__PROBLEM REQUIREMENTS__:
Go through the listing and write out all of it exactly.

__INPUT RECORDS__:
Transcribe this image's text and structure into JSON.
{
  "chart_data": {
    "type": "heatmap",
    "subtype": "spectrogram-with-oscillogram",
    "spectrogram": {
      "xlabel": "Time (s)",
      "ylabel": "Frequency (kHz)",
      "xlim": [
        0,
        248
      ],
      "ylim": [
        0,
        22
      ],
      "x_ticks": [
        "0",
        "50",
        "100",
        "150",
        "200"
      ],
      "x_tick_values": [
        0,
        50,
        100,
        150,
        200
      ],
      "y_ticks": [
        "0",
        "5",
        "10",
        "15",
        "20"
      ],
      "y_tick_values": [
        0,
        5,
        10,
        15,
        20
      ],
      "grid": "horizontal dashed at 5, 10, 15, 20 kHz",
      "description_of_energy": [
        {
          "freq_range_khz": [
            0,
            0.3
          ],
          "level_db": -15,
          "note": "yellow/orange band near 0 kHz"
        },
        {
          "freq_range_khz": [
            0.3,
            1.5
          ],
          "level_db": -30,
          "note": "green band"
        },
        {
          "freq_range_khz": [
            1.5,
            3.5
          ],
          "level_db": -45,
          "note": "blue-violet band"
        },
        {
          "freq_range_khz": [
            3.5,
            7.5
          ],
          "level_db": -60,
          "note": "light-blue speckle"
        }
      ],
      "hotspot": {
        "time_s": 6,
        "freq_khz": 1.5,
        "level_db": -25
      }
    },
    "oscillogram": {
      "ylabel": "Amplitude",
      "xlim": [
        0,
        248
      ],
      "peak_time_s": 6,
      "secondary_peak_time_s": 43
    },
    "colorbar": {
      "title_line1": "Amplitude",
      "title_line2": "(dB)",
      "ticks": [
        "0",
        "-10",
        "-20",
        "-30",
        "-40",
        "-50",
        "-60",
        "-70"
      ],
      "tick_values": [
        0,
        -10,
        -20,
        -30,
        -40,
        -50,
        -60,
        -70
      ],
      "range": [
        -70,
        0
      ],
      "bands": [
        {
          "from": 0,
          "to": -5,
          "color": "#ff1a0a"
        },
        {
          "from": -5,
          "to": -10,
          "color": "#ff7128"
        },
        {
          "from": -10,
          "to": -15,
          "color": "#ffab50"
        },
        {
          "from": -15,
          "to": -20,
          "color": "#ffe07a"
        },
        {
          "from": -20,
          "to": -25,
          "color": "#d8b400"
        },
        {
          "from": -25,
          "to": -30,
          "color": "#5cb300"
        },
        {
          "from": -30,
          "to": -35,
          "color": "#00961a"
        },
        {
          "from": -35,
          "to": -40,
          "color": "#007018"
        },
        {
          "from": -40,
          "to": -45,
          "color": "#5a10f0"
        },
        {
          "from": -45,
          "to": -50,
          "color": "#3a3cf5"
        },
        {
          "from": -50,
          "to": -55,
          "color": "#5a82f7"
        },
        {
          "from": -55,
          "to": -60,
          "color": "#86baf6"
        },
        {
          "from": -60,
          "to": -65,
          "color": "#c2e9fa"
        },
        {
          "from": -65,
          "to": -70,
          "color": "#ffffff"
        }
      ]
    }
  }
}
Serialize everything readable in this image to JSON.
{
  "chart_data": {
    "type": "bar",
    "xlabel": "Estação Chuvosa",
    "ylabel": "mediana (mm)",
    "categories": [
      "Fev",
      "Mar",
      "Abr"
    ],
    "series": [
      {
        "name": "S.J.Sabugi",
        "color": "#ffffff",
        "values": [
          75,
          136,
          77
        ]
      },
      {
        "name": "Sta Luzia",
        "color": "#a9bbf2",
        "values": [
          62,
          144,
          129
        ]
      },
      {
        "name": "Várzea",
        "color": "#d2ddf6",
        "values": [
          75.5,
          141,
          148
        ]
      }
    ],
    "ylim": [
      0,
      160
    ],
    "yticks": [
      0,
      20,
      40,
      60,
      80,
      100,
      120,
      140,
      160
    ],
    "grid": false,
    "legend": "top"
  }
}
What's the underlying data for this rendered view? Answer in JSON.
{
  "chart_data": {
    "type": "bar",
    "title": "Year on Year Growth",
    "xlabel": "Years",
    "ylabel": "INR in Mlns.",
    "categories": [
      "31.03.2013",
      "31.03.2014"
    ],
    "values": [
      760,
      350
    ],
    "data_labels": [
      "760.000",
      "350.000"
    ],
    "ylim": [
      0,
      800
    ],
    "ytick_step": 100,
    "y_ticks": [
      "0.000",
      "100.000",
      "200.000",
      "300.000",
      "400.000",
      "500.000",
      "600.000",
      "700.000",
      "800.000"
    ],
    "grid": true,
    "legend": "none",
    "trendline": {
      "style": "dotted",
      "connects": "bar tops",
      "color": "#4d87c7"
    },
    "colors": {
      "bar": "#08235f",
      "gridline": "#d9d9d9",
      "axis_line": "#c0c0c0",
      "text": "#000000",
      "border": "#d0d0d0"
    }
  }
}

__RESPONSE TO THIS EXERCISE__:
Transcribe this image's text and structure into JSON.
{
  "chart_data": {
    "type": "heatmap",
    "subtype": "spectrogram-with-oscillogram",
    "spectrogram": {
      "xlabel": "Time (s)",
      "ylabel": "Frequency (kHz)",
      "xlim": [
        0,
        248
      ],
      "ylim": [
        0,
        22
      ],
      "x_ticks": [
        "0",
        "50",
        "100",
        "150",
        "200"
      ],
      "x_tick_values": [
        0,
        50,
        100,
        150,
        200
      ],
      "y_ticks": [
        "0",
        "5",
        "10",
        "15",
        "20"
      ],
      "y_tick_values": [
        0,
        5,
        10,
        15,
        20
      ],
      "grid": "horizontal dashed at 5, 10, 15, 20 kHz",
      "description_of_energy": [
        {
          "freq_range_khz": [
            0,
            0.3
          ],
          "level_db": -15,
          "note": "yellow/orange band near 0 kHz"
        },
        {
          "freq_range_khz": [
            0.3,
            1.5
          ],
          "level_db": -30,
          "note": "green band"
        },
        {
          "freq_range_khz": [
            1.5,
            3.5
          ],
          "level_db": -45,
          "note": "blue-violet band"
        },
        {
          "freq_range_khz": [
            3.5,
            7.5
          ],
          "level_db": -60,
          "note": "light-blue speckle"
        }
      ],
      "hotspot": {
        "time_s": 6,
        "freq_khz": 1.5,
        "level_db": -25
      }
    },
    "oscillogram": {
      "ylabel": "Amplitude",
      "xlim": [
        0,
        248
      ],
      "peak_time_s": 6,
      "secondary_peak_time_s": 43
    },
    "colorbar": {
      "title_line1": "Amplitude",
      "title_line2": "(dB)",
      "ticks": [
        "0",
        "-10",
        "-20",
        "-30",
        "-40",
        "-50",
        "-60",
        "-70"
      ],
      "tick_values": [
        0,
        -10,
        -20,
        -30,
        -40,
        -50,
        -60,
        -70
      ],
      "range": [
        -70,
        0
      ],
      "bands": [
        {
          "from": 0,
          "to": -5,
          "color": "#ff1a0a"
        },
        {
          "from": -5,
          "to": -10,
          "color": "#ff7128"
        },
        {
          "from": -10,
          "to": -15,
          "color": "#ffab50"
        },
        {
          "from": -15,
          "to": -20,
          "color": "#ffe07a"
        },
        {
          "from": -20,
          "to": -25,
          "color": "#d8b400"
        },
        {
          "from": -25,
          "to": -30,
          "color": "#5cb300"
        },
        {
          "from": -30,
          "to": -35,
          "color": "#00961a"
        },
        {
          "from": -35,
          "to": -40,
          "color": "#007018"
        },
        {
          "from": -40,
          "to": -45,
          "color": "#5a10f0"
        },
        {
          "from": -45,
          "to": -50,
          "color": "#3a3cf5"
        },
        {
          "from": -50,
          "to": -55,
          "color": "#5a82f7"
        },
        {
          "from": -55,
          "to": -60,
          "color": "#86baf6"
        },
        {
          "from": -60,
          "to": -65,
          "color": "#c2e9fa"
        },
        {
          "from": -65,
          "to": -70,
          "color": "#ffffff"
        }
      ]
    }
  }
}
Serialize everything readable in this image to JSON.
{
  "chart_data": {
    "type": "bar",
    "xlabel": "Estação Chuvosa",
    "ylabel": "mediana (mm)",
    "categories": [
      "Fev",
      "Mar",
      "Abr"
    ],
    "series": [
      {
        "name": "S.J.Sabugi",
        "color": "#ffffff",
        "values": [
          75,
          136,
          77
        ]
      },
      {
        "name": "Sta Luzia",
        "color": "#a9bbf2",
        "values": [
          62,
          144,
          129
        ]
      },
      {
        "name": "Várzea",
        "color": "#d2ddf6",
        "values": [
          75.5,
          141,
          148
        ]
      }
    ],
    "ylim": [
      0,
      160
    ],
    "yticks": [
      0,
      20,
      40,
      60,
      80,
      100,
      120,
      140,
      160
    ],
    "grid": false,
    "legend": "top"
  }
}
What's the underlying data for this rendered view? Answer in JSON.
{
  "chart_data": {
    "type": "bar",
    "title": "Year on Year Growth",
    "xlabel": "Years",
    "ylabel": "INR in Mlns.",
    "categories": [
      "31.03.2013",
      "31.03.2014"
    ],
    "values": [
      760,
      350
    ],
    "data_labels": [
      "760.000",
      "350.000"
    ],
    "ylim": [
      0,
      800
    ],
    "ytick_step": 100,
    "y_ticks": [
      "0.000",
      "100.000",
      "200.000",
      "300.000",
      "400.000",
      "500.000",
      "600.000",
      "700.000",
      "800.000"
    ],
    "grid": true,
    "legend": "none",
    "trendline": {
      "style": "dotted",
      "connects": "bar tops",
      "color": "#4d87c7"
    },
    "colors": {
      "bar": "#08235f",
      "gridline": "#d9d9d9",
      "axis_line": "#c0c0c0",
      "text": "#000000",
      "border": "#d0d0d0"
    }
  }
}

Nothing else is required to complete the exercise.